**Exercise material**
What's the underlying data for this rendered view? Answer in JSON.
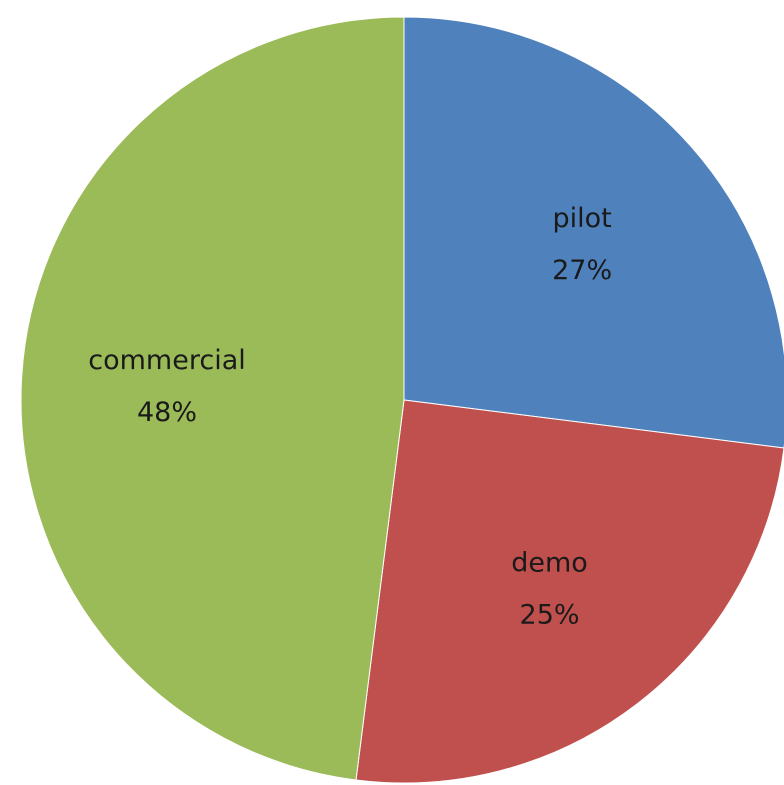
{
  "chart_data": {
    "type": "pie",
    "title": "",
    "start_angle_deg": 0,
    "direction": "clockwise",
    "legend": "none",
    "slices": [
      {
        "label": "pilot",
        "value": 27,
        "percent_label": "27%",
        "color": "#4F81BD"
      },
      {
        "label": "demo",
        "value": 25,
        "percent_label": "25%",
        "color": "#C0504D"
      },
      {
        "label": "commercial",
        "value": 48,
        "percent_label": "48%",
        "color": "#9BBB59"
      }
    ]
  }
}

---

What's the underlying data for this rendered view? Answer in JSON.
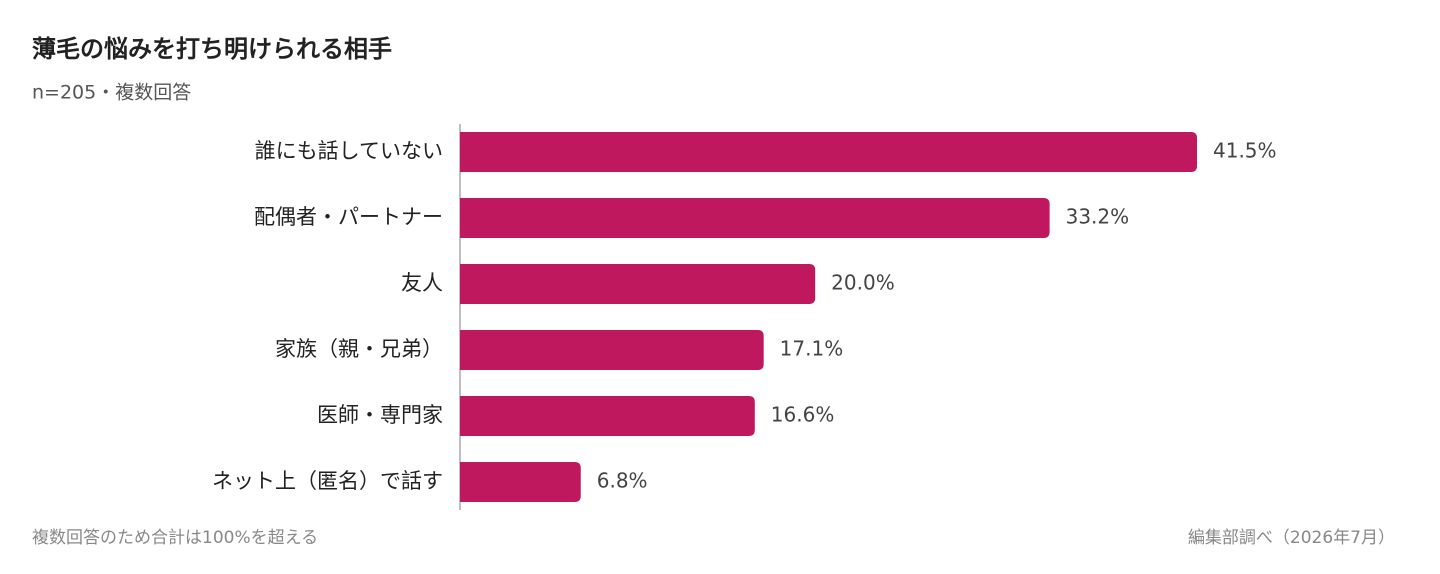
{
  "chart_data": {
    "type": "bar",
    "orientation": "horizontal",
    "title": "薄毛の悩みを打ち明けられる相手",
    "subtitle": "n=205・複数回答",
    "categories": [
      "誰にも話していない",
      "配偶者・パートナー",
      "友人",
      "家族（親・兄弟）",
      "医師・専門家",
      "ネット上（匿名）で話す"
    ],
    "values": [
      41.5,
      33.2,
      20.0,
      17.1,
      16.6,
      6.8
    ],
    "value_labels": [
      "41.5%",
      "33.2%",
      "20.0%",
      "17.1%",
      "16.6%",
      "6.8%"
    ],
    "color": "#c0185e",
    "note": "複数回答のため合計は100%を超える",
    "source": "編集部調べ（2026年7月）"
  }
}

**Instruction**
Where a line of the records above holds the word "color", copy that line.

**The response**
        "color": "#4F81BD"
        "color": "#C0504D"
        "color": "#9BBB59"
    "color": "#c0185e",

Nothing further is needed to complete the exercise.